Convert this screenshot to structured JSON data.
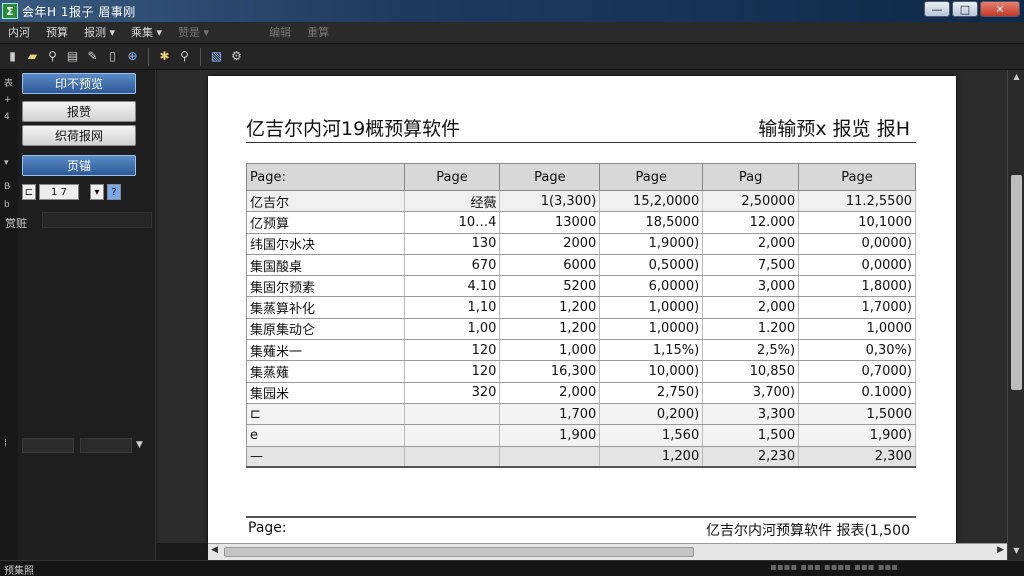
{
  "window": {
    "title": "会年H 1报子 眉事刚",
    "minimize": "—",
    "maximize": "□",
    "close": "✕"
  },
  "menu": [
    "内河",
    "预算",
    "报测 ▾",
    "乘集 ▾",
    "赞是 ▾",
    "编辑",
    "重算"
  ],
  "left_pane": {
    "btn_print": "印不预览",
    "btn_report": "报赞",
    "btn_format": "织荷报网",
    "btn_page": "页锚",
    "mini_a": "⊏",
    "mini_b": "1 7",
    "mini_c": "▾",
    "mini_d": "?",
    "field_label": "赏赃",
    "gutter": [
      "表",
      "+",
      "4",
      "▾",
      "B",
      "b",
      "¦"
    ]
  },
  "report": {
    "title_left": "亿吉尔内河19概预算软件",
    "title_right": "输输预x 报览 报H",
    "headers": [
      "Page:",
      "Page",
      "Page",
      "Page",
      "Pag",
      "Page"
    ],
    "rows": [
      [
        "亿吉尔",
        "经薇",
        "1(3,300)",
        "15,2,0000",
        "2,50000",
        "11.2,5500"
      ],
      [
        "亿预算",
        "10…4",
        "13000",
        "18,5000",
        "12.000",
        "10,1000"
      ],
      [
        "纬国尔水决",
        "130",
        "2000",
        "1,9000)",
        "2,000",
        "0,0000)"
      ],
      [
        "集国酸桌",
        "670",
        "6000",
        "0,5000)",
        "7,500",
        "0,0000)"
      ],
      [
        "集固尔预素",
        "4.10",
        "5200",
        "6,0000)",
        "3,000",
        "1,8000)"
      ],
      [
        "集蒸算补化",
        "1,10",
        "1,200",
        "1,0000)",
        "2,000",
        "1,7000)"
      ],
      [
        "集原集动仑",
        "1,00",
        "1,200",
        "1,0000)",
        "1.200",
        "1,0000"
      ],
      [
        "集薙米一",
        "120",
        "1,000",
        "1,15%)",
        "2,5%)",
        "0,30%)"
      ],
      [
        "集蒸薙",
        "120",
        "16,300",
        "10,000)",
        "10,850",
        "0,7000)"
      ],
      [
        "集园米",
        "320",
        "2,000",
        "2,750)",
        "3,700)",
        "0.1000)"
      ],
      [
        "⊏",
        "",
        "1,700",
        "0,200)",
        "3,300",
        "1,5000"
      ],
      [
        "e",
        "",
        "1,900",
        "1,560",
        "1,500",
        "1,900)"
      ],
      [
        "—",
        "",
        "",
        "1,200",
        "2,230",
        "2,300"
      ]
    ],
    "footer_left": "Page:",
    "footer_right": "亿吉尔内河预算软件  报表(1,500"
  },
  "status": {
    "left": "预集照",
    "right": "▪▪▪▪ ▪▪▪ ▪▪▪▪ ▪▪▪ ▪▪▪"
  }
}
###
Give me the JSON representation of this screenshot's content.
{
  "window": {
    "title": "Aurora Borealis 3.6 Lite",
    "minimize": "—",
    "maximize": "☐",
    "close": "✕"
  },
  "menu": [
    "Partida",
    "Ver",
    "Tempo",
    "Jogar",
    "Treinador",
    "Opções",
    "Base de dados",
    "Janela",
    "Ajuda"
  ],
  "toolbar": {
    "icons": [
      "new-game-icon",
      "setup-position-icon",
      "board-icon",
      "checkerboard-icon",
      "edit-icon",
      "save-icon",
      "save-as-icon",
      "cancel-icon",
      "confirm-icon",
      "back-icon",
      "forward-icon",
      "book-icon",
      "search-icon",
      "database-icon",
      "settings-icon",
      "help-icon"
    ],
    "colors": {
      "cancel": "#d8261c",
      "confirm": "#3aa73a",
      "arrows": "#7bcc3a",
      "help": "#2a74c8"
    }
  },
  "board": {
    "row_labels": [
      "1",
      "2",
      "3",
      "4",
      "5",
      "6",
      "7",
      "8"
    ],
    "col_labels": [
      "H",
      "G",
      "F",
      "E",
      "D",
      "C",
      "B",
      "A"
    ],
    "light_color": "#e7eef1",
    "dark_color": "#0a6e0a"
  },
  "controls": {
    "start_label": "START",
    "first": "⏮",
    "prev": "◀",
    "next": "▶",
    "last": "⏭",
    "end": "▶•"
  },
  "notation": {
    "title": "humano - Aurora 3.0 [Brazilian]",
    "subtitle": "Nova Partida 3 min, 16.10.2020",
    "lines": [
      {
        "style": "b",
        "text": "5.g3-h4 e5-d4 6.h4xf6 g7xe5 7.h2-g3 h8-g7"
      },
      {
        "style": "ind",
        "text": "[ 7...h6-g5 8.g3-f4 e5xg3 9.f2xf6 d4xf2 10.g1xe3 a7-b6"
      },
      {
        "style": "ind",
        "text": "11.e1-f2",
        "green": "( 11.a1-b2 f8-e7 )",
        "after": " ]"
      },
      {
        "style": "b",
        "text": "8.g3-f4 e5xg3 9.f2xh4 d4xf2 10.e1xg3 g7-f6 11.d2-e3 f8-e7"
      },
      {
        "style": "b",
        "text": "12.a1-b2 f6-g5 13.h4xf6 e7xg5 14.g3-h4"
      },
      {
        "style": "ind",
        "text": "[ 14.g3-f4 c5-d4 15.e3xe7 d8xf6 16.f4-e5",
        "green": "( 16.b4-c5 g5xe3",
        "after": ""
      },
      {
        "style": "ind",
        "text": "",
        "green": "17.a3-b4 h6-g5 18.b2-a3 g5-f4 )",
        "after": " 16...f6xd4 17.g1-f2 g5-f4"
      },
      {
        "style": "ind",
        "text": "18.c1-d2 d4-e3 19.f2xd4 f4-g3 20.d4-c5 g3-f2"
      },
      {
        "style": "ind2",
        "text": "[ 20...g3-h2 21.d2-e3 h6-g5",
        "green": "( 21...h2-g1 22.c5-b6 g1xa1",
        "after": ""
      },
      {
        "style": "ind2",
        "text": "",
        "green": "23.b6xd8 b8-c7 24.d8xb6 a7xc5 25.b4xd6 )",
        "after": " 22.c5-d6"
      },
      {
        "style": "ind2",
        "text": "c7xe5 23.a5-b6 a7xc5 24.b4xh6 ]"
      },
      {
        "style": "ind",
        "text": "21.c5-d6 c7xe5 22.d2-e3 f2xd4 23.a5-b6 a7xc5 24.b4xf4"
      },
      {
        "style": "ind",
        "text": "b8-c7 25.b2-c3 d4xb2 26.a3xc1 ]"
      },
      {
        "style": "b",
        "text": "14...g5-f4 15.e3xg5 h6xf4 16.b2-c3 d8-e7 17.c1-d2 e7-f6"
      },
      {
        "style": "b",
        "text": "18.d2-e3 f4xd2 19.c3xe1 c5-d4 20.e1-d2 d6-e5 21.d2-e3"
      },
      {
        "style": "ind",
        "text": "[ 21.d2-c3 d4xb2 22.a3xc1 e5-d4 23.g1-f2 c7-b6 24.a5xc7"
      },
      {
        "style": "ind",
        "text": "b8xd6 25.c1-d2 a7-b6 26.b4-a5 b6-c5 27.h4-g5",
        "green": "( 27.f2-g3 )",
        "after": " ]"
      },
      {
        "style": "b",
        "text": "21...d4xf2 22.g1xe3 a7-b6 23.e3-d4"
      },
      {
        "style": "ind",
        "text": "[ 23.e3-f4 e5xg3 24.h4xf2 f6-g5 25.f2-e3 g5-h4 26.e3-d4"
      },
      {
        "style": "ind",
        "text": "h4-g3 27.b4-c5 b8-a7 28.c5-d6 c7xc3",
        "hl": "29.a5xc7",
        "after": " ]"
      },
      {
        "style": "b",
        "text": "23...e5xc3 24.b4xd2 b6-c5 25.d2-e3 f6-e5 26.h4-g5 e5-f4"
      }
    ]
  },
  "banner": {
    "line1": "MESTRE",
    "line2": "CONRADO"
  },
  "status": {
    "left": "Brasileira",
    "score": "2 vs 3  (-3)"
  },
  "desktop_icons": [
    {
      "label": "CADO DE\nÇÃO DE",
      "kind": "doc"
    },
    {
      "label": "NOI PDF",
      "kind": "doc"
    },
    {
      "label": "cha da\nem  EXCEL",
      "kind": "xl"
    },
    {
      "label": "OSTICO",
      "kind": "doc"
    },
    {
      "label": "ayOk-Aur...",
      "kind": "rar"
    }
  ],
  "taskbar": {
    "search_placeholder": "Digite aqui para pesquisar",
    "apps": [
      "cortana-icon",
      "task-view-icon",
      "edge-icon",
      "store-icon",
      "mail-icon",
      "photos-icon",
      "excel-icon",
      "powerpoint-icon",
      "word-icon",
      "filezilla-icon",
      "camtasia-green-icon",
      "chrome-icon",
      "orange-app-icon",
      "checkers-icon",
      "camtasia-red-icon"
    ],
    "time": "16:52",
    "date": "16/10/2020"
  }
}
###
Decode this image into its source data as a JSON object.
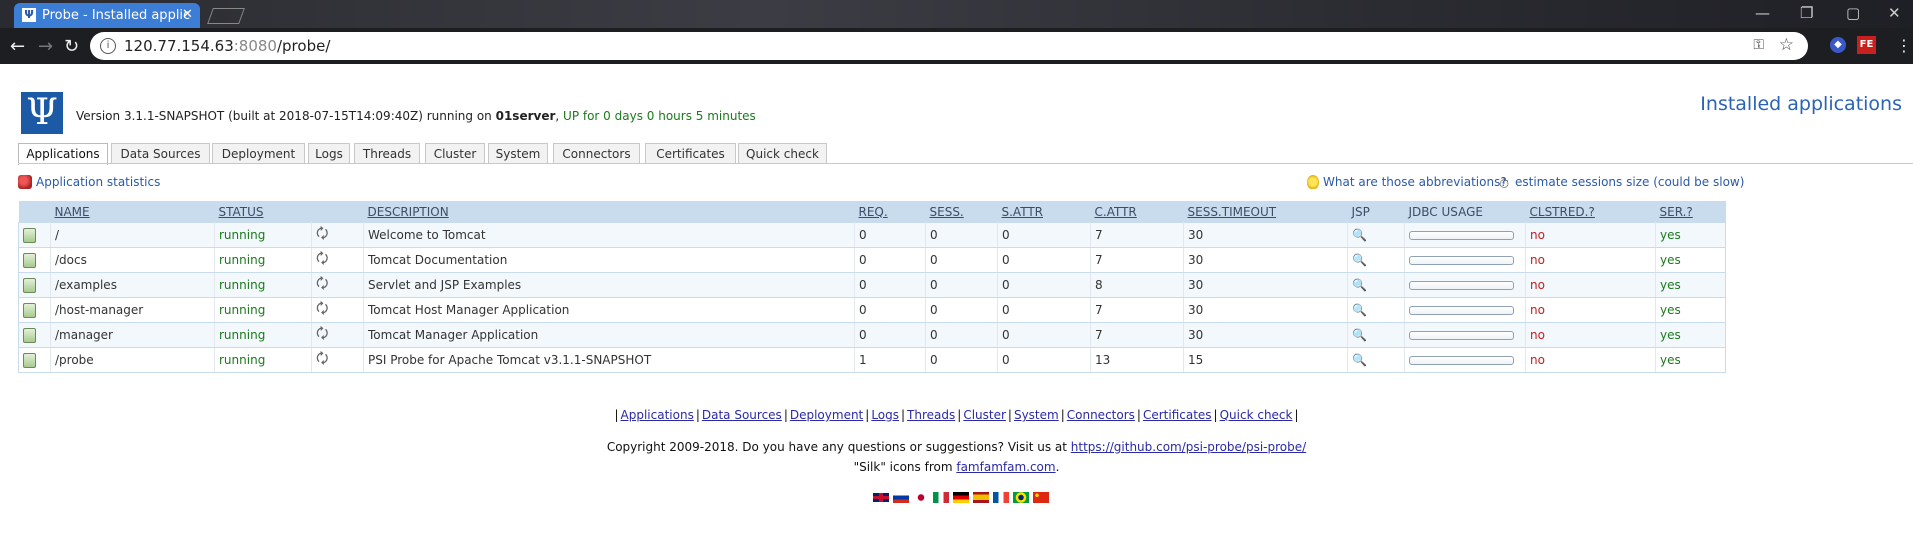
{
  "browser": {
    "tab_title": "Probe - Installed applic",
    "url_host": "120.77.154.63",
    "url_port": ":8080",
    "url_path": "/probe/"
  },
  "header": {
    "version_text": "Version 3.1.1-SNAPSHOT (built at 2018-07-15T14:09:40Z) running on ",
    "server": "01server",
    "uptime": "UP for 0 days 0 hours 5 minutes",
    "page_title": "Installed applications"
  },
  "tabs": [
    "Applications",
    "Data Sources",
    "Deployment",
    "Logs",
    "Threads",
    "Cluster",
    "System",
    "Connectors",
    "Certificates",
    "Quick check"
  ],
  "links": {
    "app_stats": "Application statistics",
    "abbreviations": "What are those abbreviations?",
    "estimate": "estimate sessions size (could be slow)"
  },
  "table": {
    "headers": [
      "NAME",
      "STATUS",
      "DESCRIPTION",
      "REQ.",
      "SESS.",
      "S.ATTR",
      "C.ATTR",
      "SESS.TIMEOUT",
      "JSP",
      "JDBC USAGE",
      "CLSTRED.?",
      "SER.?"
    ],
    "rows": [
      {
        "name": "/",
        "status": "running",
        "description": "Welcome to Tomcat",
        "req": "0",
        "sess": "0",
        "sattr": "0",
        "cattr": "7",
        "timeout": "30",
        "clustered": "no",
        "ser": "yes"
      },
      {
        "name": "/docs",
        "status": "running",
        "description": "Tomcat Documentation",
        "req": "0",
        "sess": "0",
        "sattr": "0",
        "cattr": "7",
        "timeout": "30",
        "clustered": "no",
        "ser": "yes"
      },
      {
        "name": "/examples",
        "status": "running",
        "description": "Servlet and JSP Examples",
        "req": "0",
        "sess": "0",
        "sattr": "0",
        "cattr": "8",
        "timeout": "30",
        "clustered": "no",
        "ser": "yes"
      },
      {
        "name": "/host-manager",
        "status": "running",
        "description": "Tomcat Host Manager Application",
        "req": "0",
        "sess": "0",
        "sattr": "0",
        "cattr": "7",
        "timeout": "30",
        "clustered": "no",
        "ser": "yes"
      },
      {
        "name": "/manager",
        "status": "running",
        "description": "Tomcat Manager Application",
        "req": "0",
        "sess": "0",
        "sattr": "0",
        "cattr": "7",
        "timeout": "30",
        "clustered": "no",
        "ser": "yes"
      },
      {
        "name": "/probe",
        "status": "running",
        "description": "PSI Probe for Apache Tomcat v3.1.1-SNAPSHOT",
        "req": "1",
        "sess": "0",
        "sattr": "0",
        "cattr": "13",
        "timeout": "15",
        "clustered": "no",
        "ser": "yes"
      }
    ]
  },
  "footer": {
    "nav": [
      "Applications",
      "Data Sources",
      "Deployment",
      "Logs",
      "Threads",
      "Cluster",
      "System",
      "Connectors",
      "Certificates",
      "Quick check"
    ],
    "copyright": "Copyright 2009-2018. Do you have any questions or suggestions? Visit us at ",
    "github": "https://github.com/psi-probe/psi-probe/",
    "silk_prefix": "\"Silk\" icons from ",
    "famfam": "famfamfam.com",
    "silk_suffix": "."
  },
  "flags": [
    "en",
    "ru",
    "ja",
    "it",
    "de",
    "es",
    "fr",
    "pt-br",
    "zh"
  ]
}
###
> [Exercise]
For each line above that contains the word "Aurora", copy that line.

> [Exercise output]
    "title": "Aurora Borealis 3.6 Lite",
    "title": "humano - Aurora 3.0 [Brazilian]",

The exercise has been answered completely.